- [WHAT NEEDS TO BE DONE]: Copy every entry exactly.

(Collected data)
————

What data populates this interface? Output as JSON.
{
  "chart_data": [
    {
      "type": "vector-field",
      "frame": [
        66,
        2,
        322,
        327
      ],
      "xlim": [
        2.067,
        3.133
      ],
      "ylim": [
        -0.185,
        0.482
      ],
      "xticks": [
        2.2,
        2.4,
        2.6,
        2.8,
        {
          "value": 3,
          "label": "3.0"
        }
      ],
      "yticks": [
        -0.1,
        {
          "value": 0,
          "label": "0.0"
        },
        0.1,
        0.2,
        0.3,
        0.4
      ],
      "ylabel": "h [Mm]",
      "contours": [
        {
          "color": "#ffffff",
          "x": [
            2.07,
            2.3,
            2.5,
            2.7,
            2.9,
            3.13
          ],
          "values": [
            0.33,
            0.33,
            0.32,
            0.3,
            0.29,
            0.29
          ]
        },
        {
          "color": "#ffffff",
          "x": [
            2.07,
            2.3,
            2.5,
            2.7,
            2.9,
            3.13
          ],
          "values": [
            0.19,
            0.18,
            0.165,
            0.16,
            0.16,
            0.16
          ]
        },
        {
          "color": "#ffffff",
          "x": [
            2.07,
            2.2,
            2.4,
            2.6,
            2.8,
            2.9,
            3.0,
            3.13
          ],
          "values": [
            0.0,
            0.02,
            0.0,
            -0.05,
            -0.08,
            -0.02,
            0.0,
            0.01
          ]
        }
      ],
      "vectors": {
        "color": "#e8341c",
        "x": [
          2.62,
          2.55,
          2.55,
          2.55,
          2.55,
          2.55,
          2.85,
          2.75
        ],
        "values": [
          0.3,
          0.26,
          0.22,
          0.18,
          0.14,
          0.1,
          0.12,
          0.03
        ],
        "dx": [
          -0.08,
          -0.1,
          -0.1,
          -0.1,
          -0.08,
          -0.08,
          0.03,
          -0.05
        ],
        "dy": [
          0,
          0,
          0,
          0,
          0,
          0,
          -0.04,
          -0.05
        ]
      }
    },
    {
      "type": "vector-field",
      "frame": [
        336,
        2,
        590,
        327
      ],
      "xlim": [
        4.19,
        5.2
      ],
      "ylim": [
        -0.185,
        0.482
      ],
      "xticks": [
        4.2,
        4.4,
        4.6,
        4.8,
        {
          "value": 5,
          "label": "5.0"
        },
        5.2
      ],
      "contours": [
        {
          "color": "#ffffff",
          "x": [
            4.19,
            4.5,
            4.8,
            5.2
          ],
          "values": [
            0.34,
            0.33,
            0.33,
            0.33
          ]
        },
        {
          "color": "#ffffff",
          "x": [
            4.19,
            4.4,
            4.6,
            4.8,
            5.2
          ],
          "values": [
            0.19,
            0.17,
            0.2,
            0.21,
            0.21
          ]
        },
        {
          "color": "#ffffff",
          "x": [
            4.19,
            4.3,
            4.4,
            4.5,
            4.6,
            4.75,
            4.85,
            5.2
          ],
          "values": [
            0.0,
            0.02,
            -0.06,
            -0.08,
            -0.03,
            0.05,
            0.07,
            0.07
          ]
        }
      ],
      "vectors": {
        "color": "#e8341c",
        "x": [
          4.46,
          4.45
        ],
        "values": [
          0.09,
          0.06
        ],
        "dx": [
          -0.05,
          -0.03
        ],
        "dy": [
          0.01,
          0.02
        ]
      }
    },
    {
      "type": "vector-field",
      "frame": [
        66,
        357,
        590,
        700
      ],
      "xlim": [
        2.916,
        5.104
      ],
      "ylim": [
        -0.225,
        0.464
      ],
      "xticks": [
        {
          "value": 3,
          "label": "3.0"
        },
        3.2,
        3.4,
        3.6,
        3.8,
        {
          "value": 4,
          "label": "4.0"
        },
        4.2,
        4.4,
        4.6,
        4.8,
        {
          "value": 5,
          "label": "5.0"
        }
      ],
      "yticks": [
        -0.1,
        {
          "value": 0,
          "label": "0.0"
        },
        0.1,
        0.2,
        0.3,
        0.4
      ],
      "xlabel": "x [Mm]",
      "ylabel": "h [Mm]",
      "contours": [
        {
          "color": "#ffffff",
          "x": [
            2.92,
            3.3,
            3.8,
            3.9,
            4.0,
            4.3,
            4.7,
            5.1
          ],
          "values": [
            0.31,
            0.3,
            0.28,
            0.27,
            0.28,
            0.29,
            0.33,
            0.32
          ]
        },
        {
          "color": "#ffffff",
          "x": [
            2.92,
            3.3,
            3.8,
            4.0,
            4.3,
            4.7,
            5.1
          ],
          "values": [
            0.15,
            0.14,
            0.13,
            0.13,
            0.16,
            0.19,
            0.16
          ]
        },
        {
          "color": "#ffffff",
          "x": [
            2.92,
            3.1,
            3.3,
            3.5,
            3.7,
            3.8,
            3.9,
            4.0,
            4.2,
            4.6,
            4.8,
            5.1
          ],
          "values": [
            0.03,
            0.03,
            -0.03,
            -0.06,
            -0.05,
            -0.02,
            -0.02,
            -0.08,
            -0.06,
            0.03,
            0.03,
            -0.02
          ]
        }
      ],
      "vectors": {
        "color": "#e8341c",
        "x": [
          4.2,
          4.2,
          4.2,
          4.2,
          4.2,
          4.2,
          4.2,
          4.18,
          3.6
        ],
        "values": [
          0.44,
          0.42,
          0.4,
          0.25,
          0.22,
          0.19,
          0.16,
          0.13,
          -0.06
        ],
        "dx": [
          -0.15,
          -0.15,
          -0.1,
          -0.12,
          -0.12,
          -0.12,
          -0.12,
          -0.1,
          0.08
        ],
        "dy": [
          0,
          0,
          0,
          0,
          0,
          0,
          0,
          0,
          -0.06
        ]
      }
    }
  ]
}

————

- [RESPONSE TO THE TASK]:
What data populates this interface? Output as JSON.
{
  "chart_data": [
    {
      "type": "vector-field",
      "frame": [
        66,
        2,
        322,
        327
      ],
      "xlim": [
        2.067,
        3.133
      ],
      "ylim": [
        -0.185,
        0.482
      ],
      "xticks": [
        2.2,
        2.4,
        2.6,
        2.8,
        {
          "value": 3,
          "label": "3.0"
        }
      ],
      "yticks": [
        -0.1,
        {
          "value": 0,
          "label": "0.0"
        },
        0.1,
        0.2,
        0.3,
        0.4
      ],
      "ylabel": "h [Mm]",
      "contours": [
        {
          "color": "#ffffff",
          "x": [
            2.07,
            2.3,
            2.5,
            2.7,
            2.9,
            3.13
          ],
          "values": [
            0.33,
            0.33,
            0.32,
            0.3,
            0.29,
            0.29
          ]
        },
        {
          "color": "#ffffff",
          "x": [
            2.07,
            2.3,
            2.5,
            2.7,
            2.9,
            3.13
          ],
          "values": [
            0.19,
            0.18,
            0.165,
            0.16,
            0.16,
            0.16
          ]
        },
        {
          "color": "#ffffff",
          "x": [
            2.07,
            2.2,
            2.4,
            2.6,
            2.8,
            2.9,
            3.0,
            3.13
          ],
          "values": [
            0.0,
            0.02,
            0.0,
            -0.05,
            -0.08,
            -0.02,
            0.0,
            0.01
          ]
        }
      ],
      "vectors": {
        "color": "#e8341c",
        "x": [
          2.62,
          2.55,
          2.55,
          2.55,
          2.55,
          2.55,
          2.85,
          2.75
        ],
        "values": [
          0.3,
          0.26,
          0.22,
          0.18,
          0.14,
          0.1,
          0.12,
          0.03
        ],
        "dx": [
          -0.08,
          -0.1,
          -0.1,
          -0.1,
          -0.08,
          -0.08,
          0.03,
          -0.05
        ],
        "dy": [
          0,
          0,
          0,
          0,
          0,
          0,
          -0.04,
          -0.05
        ]
      }
    },
    {
      "type": "vector-field",
      "frame": [
        336,
        2,
        590,
        327
      ],
      "xlim": [
        4.19,
        5.2
      ],
      "ylim": [
        -0.185,
        0.482
      ],
      "xticks": [
        4.2,
        4.4,
        4.6,
        4.8,
        {
          "value": 5,
          "label": "5.0"
        },
        5.2
      ],
      "contours": [
        {
          "color": "#ffffff",
          "x": [
            4.19,
            4.5,
            4.8,
            5.2
          ],
          "values": [
            0.34,
            0.33,
            0.33,
            0.33
          ]
        },
        {
          "color": "#ffffff",
          "x": [
            4.19,
            4.4,
            4.6,
            4.8,
            5.2
          ],
          "values": [
            0.19,
            0.17,
            0.2,
            0.21,
            0.21
          ]
        },
        {
          "color": "#ffffff",
          "x": [
            4.19,
            4.3,
            4.4,
            4.5,
            4.6,
            4.75,
            4.85,
            5.2
          ],
          "values": [
            0.0,
            0.02,
            -0.06,
            -0.08,
            -0.03,
            0.05,
            0.07,
            0.07
          ]
        }
      ],
      "vectors": {
        "color": "#e8341c",
        "x": [
          4.46,
          4.45
        ],
        "values": [
          0.09,
          0.06
        ],
        "dx": [
          -0.05,
          -0.03
        ],
        "dy": [
          0.01,
          0.02
        ]
      }
    },
    {
      "type": "vector-field",
      "frame": [
        66,
        357,
        590,
        700
      ],
      "xlim": [
        2.916,
        5.104
      ],
      "ylim": [
        -0.225,
        0.464
      ],
      "xticks": [
        {
          "value": 3,
          "label": "3.0"
        },
        3.2,
        3.4,
        3.6,
        3.8,
        {
          "value": 4,
          "label": "4.0"
        },
        4.2,
        4.4,
        4.6,
        4.8,
        {
          "value": 5,
          "label": "5.0"
        }
      ],
      "yticks": [
        -0.1,
        {
          "value": 0,
          "label": "0.0"
        },
        0.1,
        0.2,
        0.3,
        0.4
      ],
      "xlabel": "x [Mm]",
      "ylabel": "h [Mm]",
      "contours": [
        {
          "color": "#ffffff",
          "x": [
            2.92,
            3.3,
            3.8,
            3.9,
            4.0,
            4.3,
            4.7,
            5.1
          ],
          "values": [
            0.31,
            0.3,
            0.28,
            0.27,
            0.28,
            0.29,
            0.33,
            0.32
          ]
        },
        {
          "color": "#ffffff",
          "x": [
            2.92,
            3.3,
            3.8,
            4.0,
            4.3,
            4.7,
            5.1
          ],
          "values": [
            0.15,
            0.14,
            0.13,
            0.13,
            0.16,
            0.19,
            0.16
          ]
        },
        {
          "color": "#ffffff",
          "x": [
            2.92,
            3.1,
            3.3,
            3.5,
            3.7,
            3.8,
            3.9,
            4.0,
            4.2,
            4.6,
            4.8,
            5.1
          ],
          "values": [
            0.03,
            0.03,
            -0.03,
            -0.06,
            -0.05,
            -0.02,
            -0.02,
            -0.08,
            -0.06,
            0.03,
            0.03,
            -0.02
          ]
        }
      ],
      "vectors": {
        "color": "#e8341c",
        "x": [
          4.2,
          4.2,
          4.2,
          4.2,
          4.2,
          4.2,
          4.2,
          4.18,
          3.6
        ],
        "values": [
          0.44,
          0.42,
          0.4,
          0.25,
          0.22,
          0.19,
          0.16,
          0.13,
          -0.06
        ],
        "dx": [
          -0.15,
          -0.15,
          -0.1,
          -0.12,
          -0.12,
          -0.12,
          -0.12,
          -0.1,
          0.08
        ],
        "dy": [
          0,
          0,
          0,
          0,
          0,
          0,
          0,
          0,
          -0.06
        ]
      }
    }
  ]
}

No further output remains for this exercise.